Write out every single entry exactly.

··· INFORMATION SHOWN

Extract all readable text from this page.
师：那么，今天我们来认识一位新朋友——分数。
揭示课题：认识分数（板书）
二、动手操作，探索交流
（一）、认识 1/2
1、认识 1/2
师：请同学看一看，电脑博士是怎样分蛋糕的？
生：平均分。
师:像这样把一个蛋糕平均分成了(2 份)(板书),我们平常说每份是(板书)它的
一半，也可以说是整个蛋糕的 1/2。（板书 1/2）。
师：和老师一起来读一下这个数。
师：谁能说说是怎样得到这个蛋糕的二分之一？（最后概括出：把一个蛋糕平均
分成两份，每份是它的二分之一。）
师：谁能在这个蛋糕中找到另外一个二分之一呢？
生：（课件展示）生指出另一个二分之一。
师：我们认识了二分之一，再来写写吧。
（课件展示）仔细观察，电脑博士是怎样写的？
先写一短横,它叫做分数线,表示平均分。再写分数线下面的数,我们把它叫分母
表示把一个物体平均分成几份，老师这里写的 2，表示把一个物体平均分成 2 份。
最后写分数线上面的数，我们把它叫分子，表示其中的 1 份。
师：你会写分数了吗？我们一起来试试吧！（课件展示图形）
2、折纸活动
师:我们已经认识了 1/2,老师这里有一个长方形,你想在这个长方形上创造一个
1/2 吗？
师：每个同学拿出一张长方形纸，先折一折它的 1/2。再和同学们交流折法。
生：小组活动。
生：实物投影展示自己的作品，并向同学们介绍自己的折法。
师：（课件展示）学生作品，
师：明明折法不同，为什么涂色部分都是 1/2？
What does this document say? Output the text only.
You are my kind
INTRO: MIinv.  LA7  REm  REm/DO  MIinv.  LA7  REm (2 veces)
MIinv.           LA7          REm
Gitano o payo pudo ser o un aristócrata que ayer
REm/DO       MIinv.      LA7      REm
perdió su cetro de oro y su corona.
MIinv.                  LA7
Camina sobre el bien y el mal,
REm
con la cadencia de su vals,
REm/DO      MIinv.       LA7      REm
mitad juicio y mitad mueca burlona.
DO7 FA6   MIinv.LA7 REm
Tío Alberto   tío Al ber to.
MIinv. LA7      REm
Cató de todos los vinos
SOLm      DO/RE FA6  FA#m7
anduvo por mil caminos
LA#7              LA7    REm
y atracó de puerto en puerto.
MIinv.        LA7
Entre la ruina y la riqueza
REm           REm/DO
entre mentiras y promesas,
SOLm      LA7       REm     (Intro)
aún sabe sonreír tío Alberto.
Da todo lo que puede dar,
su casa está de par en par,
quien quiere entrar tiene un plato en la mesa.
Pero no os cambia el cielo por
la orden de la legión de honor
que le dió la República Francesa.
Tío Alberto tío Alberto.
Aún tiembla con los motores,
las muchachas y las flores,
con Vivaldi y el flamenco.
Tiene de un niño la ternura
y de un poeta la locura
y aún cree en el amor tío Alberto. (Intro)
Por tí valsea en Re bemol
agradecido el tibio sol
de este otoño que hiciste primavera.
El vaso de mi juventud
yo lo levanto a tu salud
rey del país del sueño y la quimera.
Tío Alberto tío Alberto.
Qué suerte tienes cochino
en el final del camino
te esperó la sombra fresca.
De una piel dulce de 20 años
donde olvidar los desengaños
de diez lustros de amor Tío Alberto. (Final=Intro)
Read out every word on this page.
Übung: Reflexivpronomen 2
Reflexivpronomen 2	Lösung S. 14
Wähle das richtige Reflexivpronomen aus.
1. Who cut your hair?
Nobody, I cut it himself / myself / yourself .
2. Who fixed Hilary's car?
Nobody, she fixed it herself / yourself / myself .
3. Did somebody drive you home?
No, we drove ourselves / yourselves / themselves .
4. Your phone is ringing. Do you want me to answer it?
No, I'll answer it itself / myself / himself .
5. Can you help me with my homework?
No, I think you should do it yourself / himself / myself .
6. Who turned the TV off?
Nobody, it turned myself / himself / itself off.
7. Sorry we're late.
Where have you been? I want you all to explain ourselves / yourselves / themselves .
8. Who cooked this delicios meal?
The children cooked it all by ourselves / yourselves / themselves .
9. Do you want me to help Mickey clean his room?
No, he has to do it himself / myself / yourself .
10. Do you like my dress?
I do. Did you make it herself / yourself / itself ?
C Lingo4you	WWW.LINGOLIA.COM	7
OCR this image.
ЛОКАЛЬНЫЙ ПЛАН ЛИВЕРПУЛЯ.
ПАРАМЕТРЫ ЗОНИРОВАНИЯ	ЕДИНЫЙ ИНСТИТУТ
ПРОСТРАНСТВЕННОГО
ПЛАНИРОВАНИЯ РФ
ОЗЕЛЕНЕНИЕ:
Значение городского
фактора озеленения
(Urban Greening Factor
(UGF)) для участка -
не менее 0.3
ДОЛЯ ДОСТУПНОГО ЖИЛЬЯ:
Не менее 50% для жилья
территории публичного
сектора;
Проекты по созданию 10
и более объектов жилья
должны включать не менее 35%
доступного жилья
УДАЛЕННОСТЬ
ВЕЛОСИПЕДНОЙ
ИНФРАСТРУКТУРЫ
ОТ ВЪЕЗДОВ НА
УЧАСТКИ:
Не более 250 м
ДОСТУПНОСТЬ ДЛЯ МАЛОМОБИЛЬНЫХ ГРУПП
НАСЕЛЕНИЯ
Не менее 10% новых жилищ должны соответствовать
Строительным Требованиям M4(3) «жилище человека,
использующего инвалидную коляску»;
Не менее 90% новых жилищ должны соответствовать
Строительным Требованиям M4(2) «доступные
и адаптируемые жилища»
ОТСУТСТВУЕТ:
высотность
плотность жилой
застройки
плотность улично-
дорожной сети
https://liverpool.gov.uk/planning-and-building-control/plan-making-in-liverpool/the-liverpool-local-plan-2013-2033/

······

- **REPLY**:
Extract all readable text from this page.
师：那么，今天我们来认识一位新朋友——分数。
揭示课题：认识分数（板书）
二、动手操作，探索交流
（一）、认识 1/2
1、认识 1/2
师：请同学看一看，电脑博士是怎样分蛋糕的？
生：平均分。
师:像这样把一个蛋糕平均分成了(2 份)(板书),我们平常说每份是(板书)它的
一半，也可以说是整个蛋糕的 1/2。（板书 1/2）。
师：和老师一起来读一下这个数。
师：谁能说说是怎样得到这个蛋糕的二分之一？（最后概括出：把一个蛋糕平均
分成两份，每份是它的二分之一。）
师：谁能在这个蛋糕中找到另外一个二分之一呢？
生：（课件展示）生指出另一个二分之一。
师：我们认识了二分之一，再来写写吧。
（课件展示）仔细观察，电脑博士是怎样写的？
先写一短横,它叫做分数线,表示平均分。再写分数线下面的数,我们把它叫分母
表示把一个物体平均分成几份，老师这里写的 2，表示把一个物体平均分成 2 份。
最后写分数线上面的数，我们把它叫分子，表示其中的 1 份。
师：你会写分数了吗？我们一起来试试吧！（课件展示图形）
2、折纸活动
师:我们已经认识了 1/2,老师这里有一个长方形,你想在这个长方形上创造一个
1/2 吗？
师：每个同学拿出一张长方形纸，先折一折它的 1/2。再和同学们交流折法。
生：小组活动。
生：实物投影展示自己的作品，并向同学们介绍自己的折法。
师：（课件展示）学生作品，
师：明明折法不同，为什么涂色部分都是 1/2？
What does this document say? Output the text only.
You are my kind
INTRO: MIinv.  LA7  REm  REm/DO  MIinv.  LA7  REm (2 veces)
MIinv.           LA7          REm
Gitano o payo pudo ser o un aristócrata que ayer
REm/DO       MIinv.      LA7      REm
perdió su cetro de oro y su corona.
MIinv.                  LA7
Camina sobre el bien y el mal,
REm
con la cadencia de su vals,
REm/DO      MIinv.       LA7      REm
mitad juicio y mitad mueca burlona.
DO7 FA6   MIinv.LA7 REm
Tío Alberto   tío Al ber to.
MIinv. LA7      REm
Cató de todos los vinos
SOLm      DO/RE FA6  FA#m7
anduvo por mil caminos
LA#7              LA7    REm
y atracó de puerto en puerto.
MIinv.        LA7
Entre la ruina y la riqueza
REm           REm/DO
entre mentiras y promesas,
SOLm      LA7       REm     (Intro)
aún sabe sonreír tío Alberto.
Da todo lo que puede dar,
su casa está de par en par,
quien quiere entrar tiene un plato en la mesa.
Pero no os cambia el cielo por
la orden de la legión de honor
que le dió la República Francesa.
Tío Alberto tío Alberto.
Aún tiembla con los motores,
las muchachas y las flores,
con Vivaldi y el flamenco.
Tiene de un niño la ternura
y de un poeta la locura
y aún cree en el amor tío Alberto. (Intro)
Por tí valsea en Re bemol
agradecido el tibio sol
de este otoño que hiciste primavera.
El vaso de mi juventud
yo lo levanto a tu salud
rey del país del sueño y la quimera.
Tío Alberto tío Alberto.
Qué suerte tienes cochino
en el final del camino
te esperó la sombra fresca.
De una piel dulce de 20 años
donde olvidar los desengaños
de diez lustros de amor Tío Alberto. (Final=Intro)
Read out every word on this page.
Übung: Reflexivpronomen 2
Reflexivpronomen 2	Lösung S. 14
Wähle das richtige Reflexivpronomen aus.
1. Who cut your hair?
Nobody, I cut it himself / myself / yourself .
2. Who fixed Hilary's car?
Nobody, she fixed it herself / yourself / myself .
3. Did somebody drive you home?
No, we drove ourselves / yourselves / themselves .
4. Your phone is ringing. Do you want me to answer it?
No, I'll answer it itself / myself / himself .
5. Can you help me with my homework?
No, I think you should do it yourself / himself / myself .
6. Who turned the TV off?
Nobody, it turned myself / himself / itself off.
7. Sorry we're late.
Where have you been? I want you all to explain ourselves / yourselves / themselves .
8. Who cooked this delicios meal?
The children cooked it all by ourselves / yourselves / themselves .
9. Do you want me to help Mickey clean his room?
No, he has to do it himself / myself / yourself .
10. Do you like my dress?
I do. Did you make it herself / yourself / itself ?
C Lingo4you	WWW.LINGOLIA.COM	7
OCR this image.
ЛОКАЛЬНЫЙ ПЛАН ЛИВЕРПУЛЯ.
ПАРАМЕТРЫ ЗОНИРОВАНИЯ	ЕДИНЫЙ ИНСТИТУТ
ПРОСТРАНСТВЕННОГО
ПЛАНИРОВАНИЯ РФ
ОЗЕЛЕНЕНИЕ:
Значение городского
фактора озеленения
(Urban Greening Factor
(UGF)) для участка -
не менее 0.3
ДОЛЯ ДОСТУПНОГО ЖИЛЬЯ:
Не менее 50% для жилья
территории публичного
сектора;
Проекты по созданию 10
и более объектов жилья
должны включать не менее 35%
доступного жилья
УДАЛЕННОСТЬ
ВЕЛОСИПЕДНОЙ
ИНФРАСТРУКТУРЫ
ОТ ВЪЕЗДОВ НА
УЧАСТКИ:
Не более 250 м
ДОСТУПНОСТЬ ДЛЯ МАЛОМОБИЛЬНЫХ ГРУПП
НАСЕЛЕНИЯ
Не менее 10% новых жилищ должны соответствовать
Строительным Требованиям M4(3) «жилище человека,
использующего инвалидную коляску»;
Не менее 90% новых жилищ должны соответствовать
Строительным Требованиям M4(2) «доступные
и адаптируемые жилища»
ОТСУТСТВУЕТ:
высотность
плотность жилой
застройки
плотность улично-
дорожной сети
https://liverpool.gov.uk/planning-and-building-control/plan-making-in-liverpool/the-liverpool-local-plan-2013-2033/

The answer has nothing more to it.